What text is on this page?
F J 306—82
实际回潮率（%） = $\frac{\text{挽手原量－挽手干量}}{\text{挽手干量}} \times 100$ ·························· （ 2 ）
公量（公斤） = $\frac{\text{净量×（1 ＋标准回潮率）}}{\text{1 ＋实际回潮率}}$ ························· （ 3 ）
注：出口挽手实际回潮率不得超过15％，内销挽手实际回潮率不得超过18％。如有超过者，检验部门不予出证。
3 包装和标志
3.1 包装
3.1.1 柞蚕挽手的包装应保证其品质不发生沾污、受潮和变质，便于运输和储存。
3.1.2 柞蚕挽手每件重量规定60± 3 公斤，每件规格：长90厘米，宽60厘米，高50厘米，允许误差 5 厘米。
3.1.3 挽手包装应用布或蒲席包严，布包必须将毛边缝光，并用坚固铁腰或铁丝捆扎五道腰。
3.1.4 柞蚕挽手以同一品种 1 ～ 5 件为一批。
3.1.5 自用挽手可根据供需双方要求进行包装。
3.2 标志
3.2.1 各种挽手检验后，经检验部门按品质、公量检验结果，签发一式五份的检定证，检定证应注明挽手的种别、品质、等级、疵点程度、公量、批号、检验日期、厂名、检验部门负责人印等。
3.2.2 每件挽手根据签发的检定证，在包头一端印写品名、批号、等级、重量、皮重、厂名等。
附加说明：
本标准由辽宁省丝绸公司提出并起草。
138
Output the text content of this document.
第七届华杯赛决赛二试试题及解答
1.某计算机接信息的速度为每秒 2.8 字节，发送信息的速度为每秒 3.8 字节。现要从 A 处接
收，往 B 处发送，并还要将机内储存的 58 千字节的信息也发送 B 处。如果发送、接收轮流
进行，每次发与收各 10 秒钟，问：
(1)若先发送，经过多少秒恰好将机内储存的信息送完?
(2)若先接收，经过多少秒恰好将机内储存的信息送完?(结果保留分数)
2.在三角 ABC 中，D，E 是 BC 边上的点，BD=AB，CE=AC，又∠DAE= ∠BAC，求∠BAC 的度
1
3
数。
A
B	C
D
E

****************

[Problem to work on]
Which lines include "text"? Copy each of them out.

[Solved exercise]
What text is on this page?
实际回潮率（%） = $\frac{\text{挽手原量－挽手干量}}{\text{挽手干量}} \times 100$ ·························· （ 2 ）
公量（公斤） = $\frac{\text{净量×（1 ＋标准回潮率）}}{\text{1 ＋实际回潮率}}$ ························· （ 3 ）
Output the text content of this document.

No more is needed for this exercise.